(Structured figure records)
·····

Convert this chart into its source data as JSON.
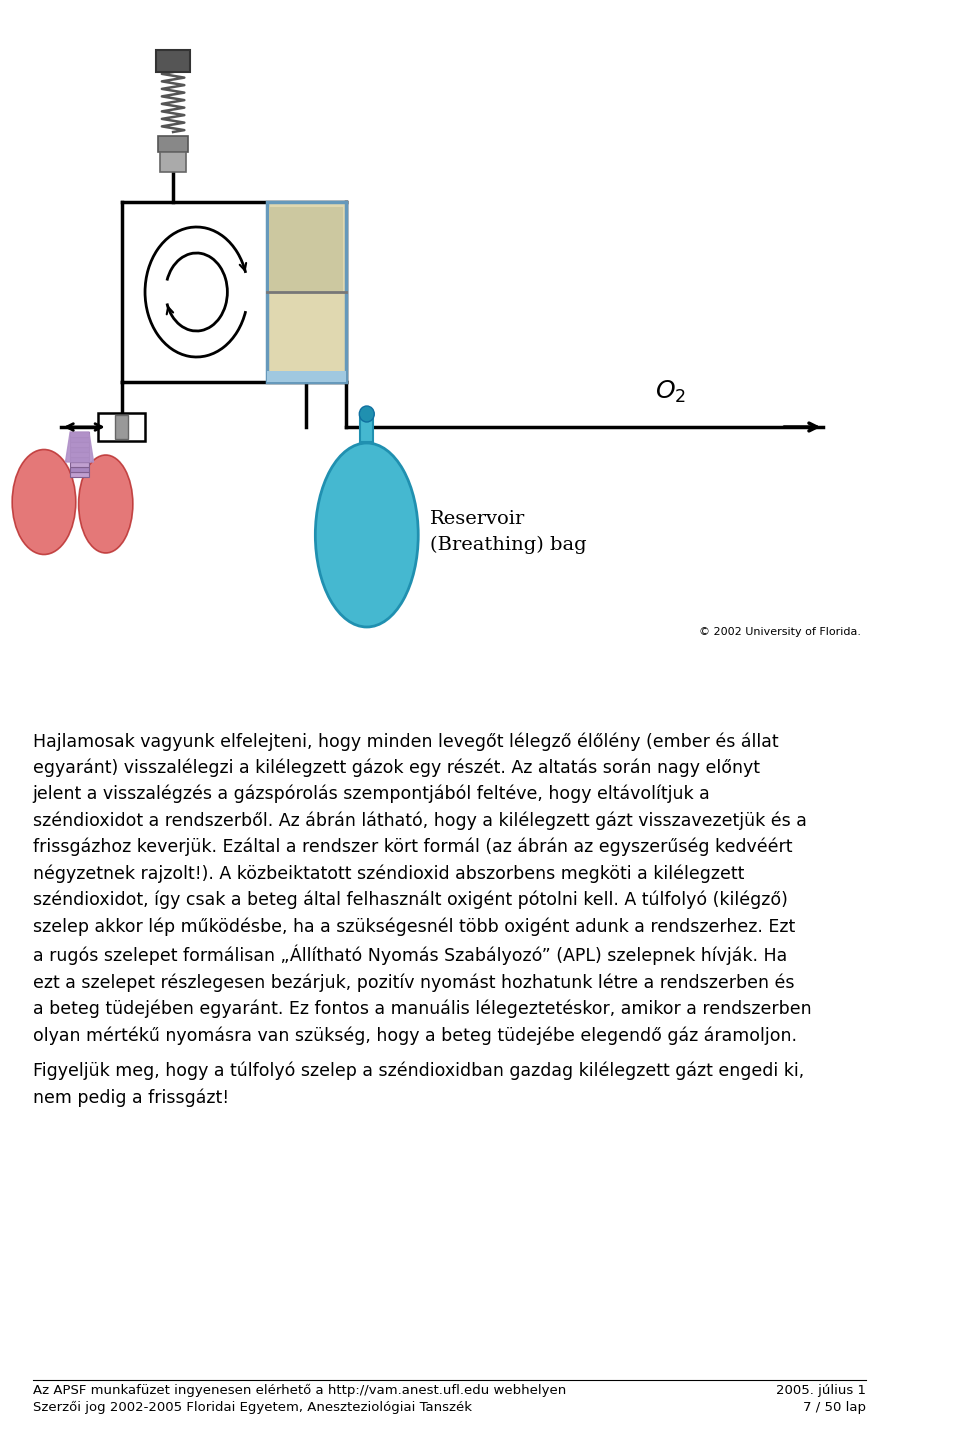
{
  "background_color": "#ffffff",
  "text_block1": "Hajlamosak vagyunk elfelejteni, hogy minden levegőt lélegző élőlény (ember és állat\negyaránt) visszalélegzi a kilélegzett gázok egy részét. Az altatás során nagy előnyt\njelent a visszalégzés a gázspórolás szempontjából feltéve, hogy eltávolítjuk a\nszéndioxidot a rendszerből. Az ábrán látható, hogy a kilélegzett gázt visszavezetjük és a\nfrissgázhoz keverjük. Ezáltal a rendszer kört formál (az ábrán az egyszerűség kedvéért\nnégyzetnek rajzolt!). A közbeiktatott széndioxid abszorbens megköti a kilélegzett\nszéndioxidot, így csak a beteg által felhasznált oxigént pótolni kell. A túlfolyó (kilégző)\nszelep akkor lép működésbe, ha a szükségesnél több oxigént adunk a rendszerhez. Ezt\na rugós szelepet formálisan „Állítható Nyomás Szabályozó” (APL) szelepnek hívják. Ha\nezt a szelepet részlegesen bezárjuk, pozitív nyomást hozhatunk létre a rendszerben és\na beteg tüdejében egyaránt. Ez fontos a manuális lélegeztetéskor, amikor a rendszerben\nolyan mértékű nyomásra van szükség, hogy a beteg tüdejébe elegendő gáz áramoljon.",
  "text_block2": "Figyeljük meg, hogy a túlfolyó szelep a széndioxidban gazdag kilélegzett gázt engedi ki,\nnem pedig a frissgázt!",
  "copyright_text": "© 2002 University of Florida.",
  "reservoir_label": "Reservoir\n(Breathing) bag",
  "footer_left": "Az APSF munkafüzet ingyenesen elérhető a http://vam.anest.ufl.edu webhelyen\nSzerzői jog 2002-2005 Floridai Egyetem, Aneszteziológiai Tanszék",
  "footer_right": "2005. július 1\n7 / 50 lap"
}
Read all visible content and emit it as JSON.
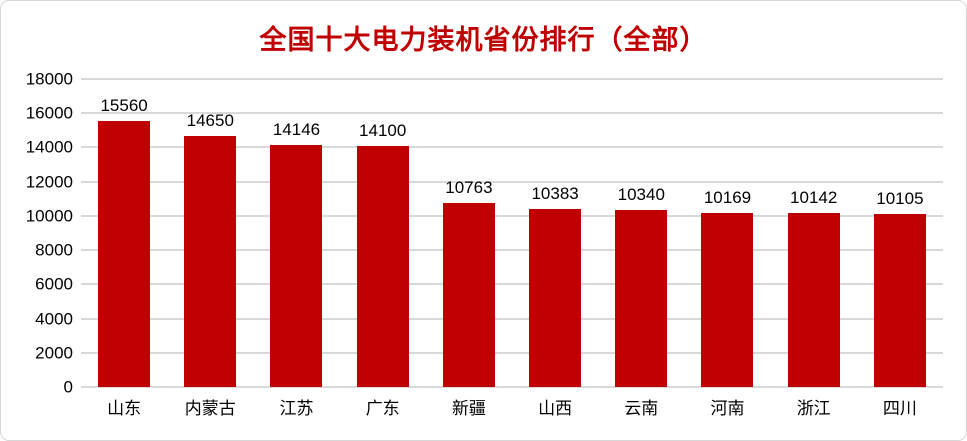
{
  "chart_data": {
    "type": "bar",
    "title": "全国十大电力装机省份排行（全部）",
    "categories": [
      "山东",
      "内蒙古",
      "江苏",
      "广东",
      "新疆",
      "山西",
      "云南",
      "河南",
      "浙江",
      "四川"
    ],
    "values": [
      15560,
      14650,
      14146,
      14100,
      10763,
      10383,
      10340,
      10169,
      10142,
      10105
    ],
    "xlabel": "",
    "ylabel": "",
    "ylim": [
      0,
      18000
    ],
    "ytick_step": 2000,
    "ytick_labels": [
      "0",
      "2000",
      "4000",
      "6000",
      "8000",
      "10000",
      "12000",
      "14000",
      "16000",
      "18000"
    ],
    "grid": "horizontal",
    "legend": "none",
    "data_labels": "above-bars",
    "colors": {
      "bar": "#c00000",
      "title": "#c00000",
      "axis_text": "#000000",
      "gridline": "#d9d9d9",
      "background": "#ffffff",
      "frame_border": "#d7d7d7"
    }
  }
}
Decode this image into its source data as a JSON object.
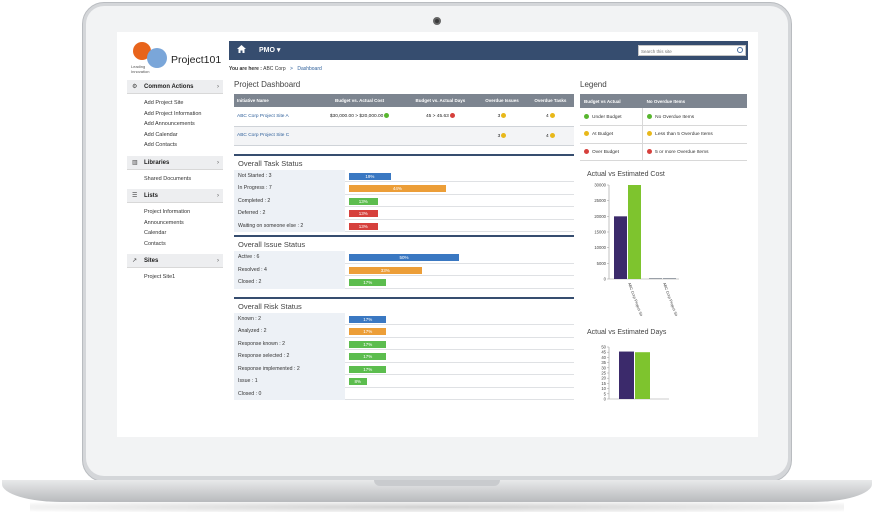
{
  "logo": {
    "name": "Project101",
    "tagline": "Leading Innovation"
  },
  "nav": {
    "menu_label": "PMO ▾",
    "search_placeholder": "Search this site"
  },
  "breadcrumb": {
    "prefix": "You are here :",
    "site": "ABC Corp",
    "current": "Dashboard"
  },
  "sidebar": [
    {
      "title": "Common Actions",
      "icon": "gear-icon",
      "items": [
        "Add Project Site",
        "Add Project Information",
        "Add Announcements",
        "Add Calendar",
        "Add Contacts"
      ]
    },
    {
      "title": "Libraries",
      "icon": "book-icon",
      "items": [
        "Shared Documents"
      ]
    },
    {
      "title": "Lists",
      "icon": "list-icon",
      "items": [
        "Project Information",
        "Announcements",
        "Calendar",
        "Contacts"
      ]
    },
    {
      "title": "Sites",
      "icon": "external-link-icon",
      "items": [
        "Project Site1"
      ]
    }
  ],
  "dashboard": {
    "title": "Project Dashboard",
    "columns": [
      "Initiative Name",
      "Budget vs. Actual Cost",
      "Budget vs. Actual Days",
      "Overdue Issues",
      "Overdue Tasks"
    ],
    "rows": [
      {
        "name": "ABC Corp Project Site A",
        "budget_cost": "$30,000.00 > $20,000.00",
        "budget_status": "green",
        "days": "45 > 45.63",
        "days_status": "red",
        "issues": "3",
        "issues_status": "yellow",
        "tasks": "4",
        "tasks_status": "yellow"
      },
      {
        "name": "ABC Corp Project Site C",
        "budget_cost": "",
        "budget_status": "",
        "days": "",
        "days_status": "",
        "issues": "3",
        "issues_status": "yellow",
        "tasks": "4",
        "tasks_status": "yellow"
      }
    ]
  },
  "task_status": {
    "title": "Overall Task Status",
    "rows": [
      {
        "label": "Not Started : 3",
        "pct": "19%",
        "value": 19,
        "color": "blue"
      },
      {
        "label": "In Progress : 7",
        "pct": "44%",
        "value": 44,
        "color": "orange"
      },
      {
        "label": "Completed : 2",
        "pct": "13%",
        "value": 13,
        "color": "green"
      },
      {
        "label": "Deferred : 2",
        "pct": "13%",
        "value": 13,
        "color": "red"
      },
      {
        "label": "Waiting on someone else : 2",
        "pct": "13%",
        "value": 13,
        "color": "red"
      }
    ]
  },
  "issue_status": {
    "title": "Overall Issue Status",
    "rows": [
      {
        "label": "Active : 6",
        "pct": "50%",
        "value": 50,
        "color": "blue"
      },
      {
        "label": "Resolved : 4",
        "pct": "33%",
        "value": 33,
        "color": "orange"
      },
      {
        "label": "Closed : 2",
        "pct": "17%",
        "value": 17,
        "color": "green"
      }
    ]
  },
  "risk_status": {
    "title": "Overall Risk Status",
    "rows": [
      {
        "label": "Known : 2",
        "pct": "17%",
        "value": 17,
        "color": "blue"
      },
      {
        "label": "Analyzed : 2",
        "pct": "17%",
        "value": 17,
        "color": "orange"
      },
      {
        "label": "Response known : 2",
        "pct": "17%",
        "value": 17,
        "color": "green"
      },
      {
        "label": "Response selected : 2",
        "pct": "17%",
        "value": 17,
        "color": "green"
      },
      {
        "label": "Response implemented : 2",
        "pct": "17%",
        "value": 17,
        "color": "green"
      },
      {
        "label": "Issue : 1",
        "pct": "8%",
        "value": 8,
        "color": "green"
      },
      {
        "label": "Closed : 0",
        "pct": "",
        "value": 0,
        "color": "green"
      }
    ]
  },
  "legend": {
    "title": "Legend",
    "headers": [
      "Budget vs Actual",
      "No Overdue Items"
    ],
    "rows": [
      {
        "left": "Under Budget",
        "left_color": "green",
        "right": "No Overdue Items",
        "right_color": "green"
      },
      {
        "left": "At Budget",
        "left_color": "yellow",
        "right": "Less than 5 Overdue Items",
        "right_color": "yellow"
      },
      {
        "left": "Over Budget",
        "left_color": "red",
        "right": "5 or more Overdue Items",
        "right_color": "red"
      }
    ]
  },
  "colors": {
    "nav": "#364d6f",
    "blue": "#3a78c2",
    "orange": "#ec9e38",
    "green": "#5cbd4e",
    "red": "#d6403c",
    "yellow": "#e8b81a",
    "purple": "#3b2a6b",
    "lime": "#7ec42e"
  },
  "chart_data": [
    {
      "type": "bar",
      "title": "Actual vs Estimated Cost",
      "categories": [
        "ABC Corp Project Site A",
        "ABC Corp Project Site C"
      ],
      "series": [
        {
          "values": [
            20000,
            0
          ]
        },
        {
          "values": [
            30000,
            0
          ]
        }
      ],
      "yticks": [
        0,
        5000,
        10000,
        15000,
        20000,
        25000,
        30000
      ],
      "ytick_labels": [
        "0",
        "5000",
        "10000",
        "15000",
        "20000",
        "25000",
        "30000"
      ],
      "ylim": [
        0,
        30000
      ],
      "xlabel": "",
      "ylabel": ""
    },
    {
      "type": "bar",
      "title": "Actual vs Estimated Days",
      "categories": [
        ""
      ],
      "series": [
        {
          "values": [
            45.63
          ]
        },
        {
          "values": [
            45
          ]
        }
      ],
      "yticks": [
        0,
        5,
        10,
        15,
        20,
        25,
        30,
        35,
        40,
        45,
        50
      ],
      "ytick_labels": [
        "0",
        "5",
        "10",
        "15",
        "20",
        "25",
        "30",
        "35",
        "40",
        "45",
        "50"
      ],
      "ylim": [
        0,
        50
      ],
      "xlabel": "",
      "ylabel": ""
    }
  ]
}
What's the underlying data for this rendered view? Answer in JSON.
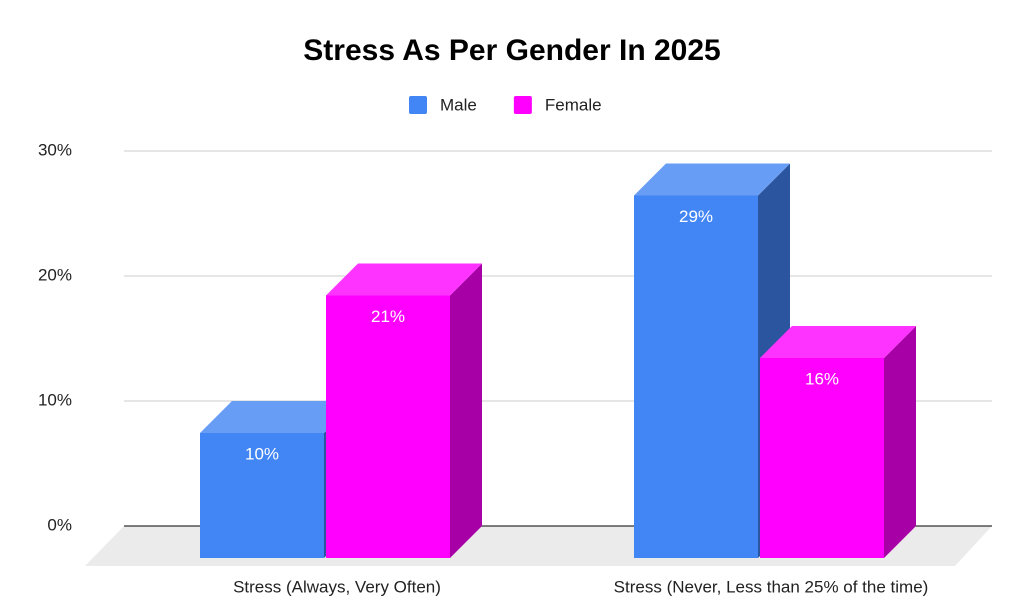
{
  "chart_data": {
    "type": "bar3d",
    "title": "Stress As Per Gender In 2025",
    "categories": [
      "Stress (Always, Very Often)",
      "Stress (Never, Less than 25% of the time)"
    ],
    "series": [
      {
        "name": "Male",
        "color": "#4285f4",
        "values": [
          10,
          29
        ],
        "value_labels": [
          "10%",
          "29%"
        ]
      },
      {
        "name": "Female",
        "color": "#ff00ff",
        "values": [
          21,
          16
        ],
        "value_labels": [
          "21%",
          "16%"
        ]
      }
    ],
    "ylim": [
      0,
      30
    ],
    "yticks": [
      {
        "value": 0,
        "label": "0%"
      },
      {
        "value": 10,
        "label": "10%"
      },
      {
        "value": 20,
        "label": "20%"
      },
      {
        "value": 30,
        "label": "30%"
      }
    ],
    "grid": true,
    "legend": "top"
  }
}
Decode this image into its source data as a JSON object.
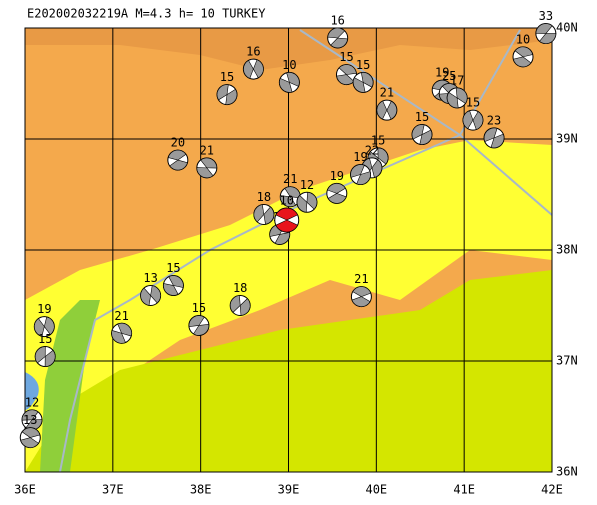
{
  "title": "E202002032219A M=4.3 h= 10 TURKEY",
  "lonlim": [
    36,
    42
  ],
  "latlim": [
    36,
    40
  ],
  "lonticks": [
    {
      "value": 36,
      "label": "36E"
    },
    {
      "value": 37,
      "label": "37E"
    },
    {
      "value": 38,
      "label": "38E"
    },
    {
      "value": 39,
      "label": "39E"
    },
    {
      "value": 40,
      "label": "40E"
    },
    {
      "value": 41,
      "label": "41E"
    },
    {
      "value": 42,
      "label": "42E"
    }
  ],
  "latticks": [
    {
      "value": 36,
      "label": "36N"
    },
    {
      "value": 37,
      "label": "37N"
    },
    {
      "value": 38,
      "label": "38N"
    },
    {
      "value": 39,
      "label": "39N"
    },
    {
      "value": 40,
      "label": "40N"
    }
  ],
  "main_color": "#e8141c",
  "ball_color": "#9a9a9a",
  "events": [
    {
      "lon": 41.93,
      "lat": 39.95,
      "label": "33"
    },
    {
      "lon": 41.67,
      "lat": 39.74,
      "label": "10"
    },
    {
      "lon": 39.01,
      "lat": 39.51,
      "label": "10"
    },
    {
      "lon": 38.6,
      "lat": 39.63,
      "label": "16"
    },
    {
      "lon": 38.3,
      "lat": 39.4,
      "label": "15"
    },
    {
      "lon": 39.56,
      "lat": 39.91,
      "label": "16"
    },
    {
      "lon": 39.66,
      "lat": 39.58,
      "label": "15"
    },
    {
      "lon": 39.85,
      "lat": 39.51,
      "label": "15"
    },
    {
      "lon": 40.12,
      "lat": 39.26,
      "label": "21"
    },
    {
      "lon": 40.52,
      "lat": 39.04,
      "label": "15"
    },
    {
      "lon": 40.75,
      "lat": 39.44,
      "label": "19"
    },
    {
      "lon": 40.83,
      "lat": 39.41,
      "label": "25"
    },
    {
      "lon": 40.92,
      "lat": 39.37,
      "label": "17"
    },
    {
      "lon": 41.1,
      "lat": 39.17,
      "label": "15"
    },
    {
      "lon": 41.34,
      "lat": 39.01,
      "label": "23"
    },
    {
      "lon": 37.74,
      "lat": 38.81,
      "label": "20"
    },
    {
      "lon": 38.07,
      "lat": 38.74,
      "label": "21"
    },
    {
      "lon": 40.02,
      "lat": 38.83,
      "label": "15"
    },
    {
      "lon": 39.95,
      "lat": 38.74,
      "label": "22"
    },
    {
      "lon": 39.82,
      "lat": 38.68,
      "label": "19"
    },
    {
      "lon": 39.55,
      "lat": 38.51,
      "label": "19"
    },
    {
      "lon": 39.02,
      "lat": 38.48,
      "label": "21"
    },
    {
      "lon": 39.21,
      "lat": 38.43,
      "label": "12"
    },
    {
      "lon": 38.72,
      "lat": 38.32,
      "label": "18"
    },
    {
      "lon": 38.9,
      "lat": 38.14,
      "label": "17"
    },
    {
      "lon": 38.98,
      "lat": 38.27,
      "label": "10",
      "main": true
    },
    {
      "lon": 37.69,
      "lat": 37.68,
      "label": "15"
    },
    {
      "lon": 37.43,
      "lat": 37.59,
      "label": "13"
    },
    {
      "lon": 38.45,
      "lat": 37.5,
      "label": "18"
    },
    {
      "lon": 37.98,
      "lat": 37.32,
      "label": "15"
    },
    {
      "lon": 39.83,
      "lat": 37.58,
      "label": "21"
    },
    {
      "lon": 37.1,
      "lat": 37.25,
      "label": "21"
    },
    {
      "lon": 36.22,
      "lat": 37.31,
      "label": "19"
    },
    {
      "lon": 36.23,
      "lat": 37.04,
      "label": "15"
    },
    {
      "lon": 36.08,
      "lat": 36.47,
      "label": "12"
    },
    {
      "lon": 36.06,
      "lat": 36.31,
      "label": "13"
    }
  ]
}
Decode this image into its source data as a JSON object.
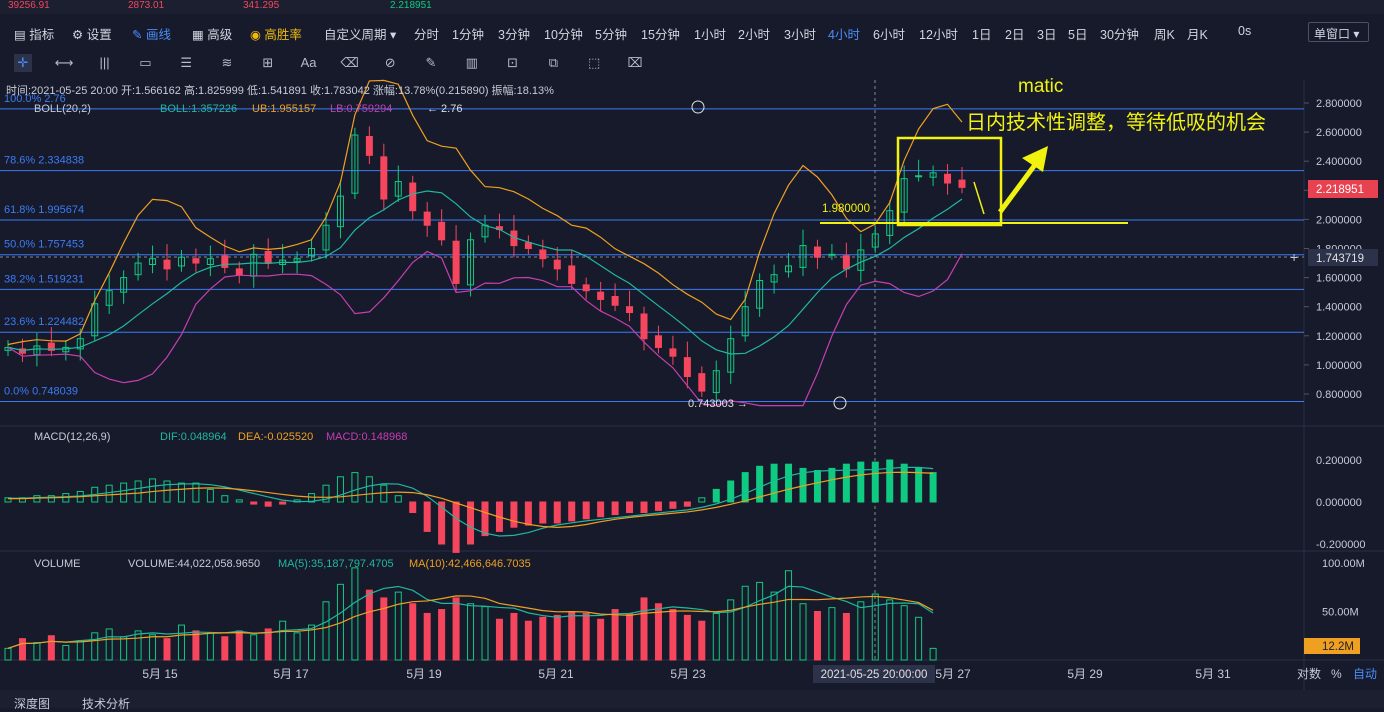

·····

## PROBLEM REQUIREMENTS
State the number of lines above that hold the string "Corp", with nothing added.

## SOLUTION TO THIS TASK
5